Multiple feeder arteries, including the lateral sural artery, lateral popliteal cutaneous artery, and inferior lateral genicular artery, are the arterial anatomic basis of the modified lateral gastrocnemius myocutaneous flap with extended anterior and/or inferior boundary. The modified lateral gastrocnemius myocutaneous flap with extended anterior and/or inferior boundary is feasible, and the modified flap with extended anterior boundary is safe and reliable.

Methods

Anatomical observation

Five fresh lower limb specimens were obtained from five patients (aged 25–47 years) with recurrent malignant bone tumours in the upper two-thirds of the femur (including three malignant fibrous histiocytomas and two osteosarcomas) in our department who underwent amputation at the level of the upper femur (n = 2) or hip joint (n = 3). This study was conducted in accordance with the Declaration of Helsinki and received approval from the Ethics Committee of the Second Xiangya Hospital Central South University. All patients involved in this study gave informed written consent to participate.

• [Task requirements]:
A – According to the flap study excerpt, how many fresh lower limb specimens were obtained for anatomical observation?
B – Using the flap study excerpt, explain how the lower limb specimens came to be available for the anatomical observation.
C – Continue the flap study excerpt from its final sentence.
The entries after this point play no part in this exercise.

• [Given data]:
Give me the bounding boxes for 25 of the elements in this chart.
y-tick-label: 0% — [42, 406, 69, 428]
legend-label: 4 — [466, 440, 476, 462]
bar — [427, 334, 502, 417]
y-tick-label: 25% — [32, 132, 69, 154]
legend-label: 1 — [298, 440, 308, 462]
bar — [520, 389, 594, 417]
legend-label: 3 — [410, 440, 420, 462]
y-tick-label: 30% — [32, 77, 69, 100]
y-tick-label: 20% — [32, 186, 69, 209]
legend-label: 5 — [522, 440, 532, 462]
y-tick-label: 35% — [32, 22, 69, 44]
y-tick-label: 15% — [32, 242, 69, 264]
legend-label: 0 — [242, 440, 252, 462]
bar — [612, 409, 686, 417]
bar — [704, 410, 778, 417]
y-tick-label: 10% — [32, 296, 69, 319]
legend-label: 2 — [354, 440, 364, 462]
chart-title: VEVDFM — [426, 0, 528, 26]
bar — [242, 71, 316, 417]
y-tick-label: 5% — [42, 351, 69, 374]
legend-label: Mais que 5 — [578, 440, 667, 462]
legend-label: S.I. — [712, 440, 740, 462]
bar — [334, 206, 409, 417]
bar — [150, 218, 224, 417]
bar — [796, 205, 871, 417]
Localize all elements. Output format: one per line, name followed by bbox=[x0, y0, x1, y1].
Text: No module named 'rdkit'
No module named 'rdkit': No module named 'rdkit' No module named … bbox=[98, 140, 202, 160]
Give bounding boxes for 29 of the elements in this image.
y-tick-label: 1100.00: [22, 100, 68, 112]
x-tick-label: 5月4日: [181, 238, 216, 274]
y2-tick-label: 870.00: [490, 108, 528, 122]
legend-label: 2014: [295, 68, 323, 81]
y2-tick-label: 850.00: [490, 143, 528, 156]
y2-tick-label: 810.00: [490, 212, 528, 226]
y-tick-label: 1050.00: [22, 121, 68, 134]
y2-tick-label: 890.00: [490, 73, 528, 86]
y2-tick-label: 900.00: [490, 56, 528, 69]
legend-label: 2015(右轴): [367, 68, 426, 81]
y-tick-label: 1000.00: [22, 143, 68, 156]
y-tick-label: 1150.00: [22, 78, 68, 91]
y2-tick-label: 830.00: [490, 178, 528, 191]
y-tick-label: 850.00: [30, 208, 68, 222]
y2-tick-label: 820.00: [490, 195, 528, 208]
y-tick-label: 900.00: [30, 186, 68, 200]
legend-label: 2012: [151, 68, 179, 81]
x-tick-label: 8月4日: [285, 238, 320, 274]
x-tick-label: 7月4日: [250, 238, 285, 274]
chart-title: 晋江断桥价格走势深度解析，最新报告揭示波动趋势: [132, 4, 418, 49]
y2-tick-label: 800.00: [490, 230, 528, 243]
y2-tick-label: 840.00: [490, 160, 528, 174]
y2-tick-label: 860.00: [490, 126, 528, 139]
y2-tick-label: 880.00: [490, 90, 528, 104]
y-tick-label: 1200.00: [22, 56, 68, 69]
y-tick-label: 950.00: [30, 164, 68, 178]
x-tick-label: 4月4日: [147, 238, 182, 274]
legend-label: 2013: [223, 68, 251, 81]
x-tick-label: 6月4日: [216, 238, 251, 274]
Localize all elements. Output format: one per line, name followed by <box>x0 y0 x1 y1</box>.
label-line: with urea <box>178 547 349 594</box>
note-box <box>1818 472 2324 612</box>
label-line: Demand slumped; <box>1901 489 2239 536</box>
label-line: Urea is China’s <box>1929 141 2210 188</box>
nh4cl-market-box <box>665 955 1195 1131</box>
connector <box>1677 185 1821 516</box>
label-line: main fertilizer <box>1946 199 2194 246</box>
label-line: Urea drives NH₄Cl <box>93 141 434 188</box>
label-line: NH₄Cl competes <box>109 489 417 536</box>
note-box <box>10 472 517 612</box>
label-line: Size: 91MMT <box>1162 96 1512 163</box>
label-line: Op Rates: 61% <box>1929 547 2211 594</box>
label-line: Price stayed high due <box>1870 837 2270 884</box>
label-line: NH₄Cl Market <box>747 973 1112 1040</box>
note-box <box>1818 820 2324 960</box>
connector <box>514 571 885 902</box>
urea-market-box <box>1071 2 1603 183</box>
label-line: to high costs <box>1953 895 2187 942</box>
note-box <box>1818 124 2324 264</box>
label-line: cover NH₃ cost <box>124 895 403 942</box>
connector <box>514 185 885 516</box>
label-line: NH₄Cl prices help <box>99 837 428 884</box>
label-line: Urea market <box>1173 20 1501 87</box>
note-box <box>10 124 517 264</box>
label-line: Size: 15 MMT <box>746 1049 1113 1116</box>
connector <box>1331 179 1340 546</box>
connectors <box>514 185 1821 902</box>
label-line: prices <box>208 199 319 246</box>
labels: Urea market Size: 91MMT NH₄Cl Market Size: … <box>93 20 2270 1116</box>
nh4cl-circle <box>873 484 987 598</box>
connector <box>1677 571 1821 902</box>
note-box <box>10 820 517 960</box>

• [Answers per task]:
A – Five fresh lower limb specimens were obtained.

B – The specimens came from five patients with recurrent malignant bone tumours in the upper two-thirds of the femur. These patients underwent amputation at the level of the upper femur or the hip joint.

C –
The specimens were irrigated with heparinized saline through the femoral artery immediately after amputation and injected with a barium sulfate-red latex mixture (10 ml red latex, 20 ml normal saline and 27 g barium sulfate)20. The specimens were refrigerated at 4 °C for 24 h. Then, four specimens were incised at the anterior midlines and one at the posterior midlines of the lower extremities. The integuments of the limbs were dissected at the subfascial plane. All the perforators were encountered and their source vessels were marked during the dissection. The dissection was performed until the entire integument was stripped. Radiographs of the harvested integuments were taken by a digital X-ray machine (ball tube height, 120 cm; exposure time, 0.80 s; and current, 125 mA; SHIMADZU, Japan)21.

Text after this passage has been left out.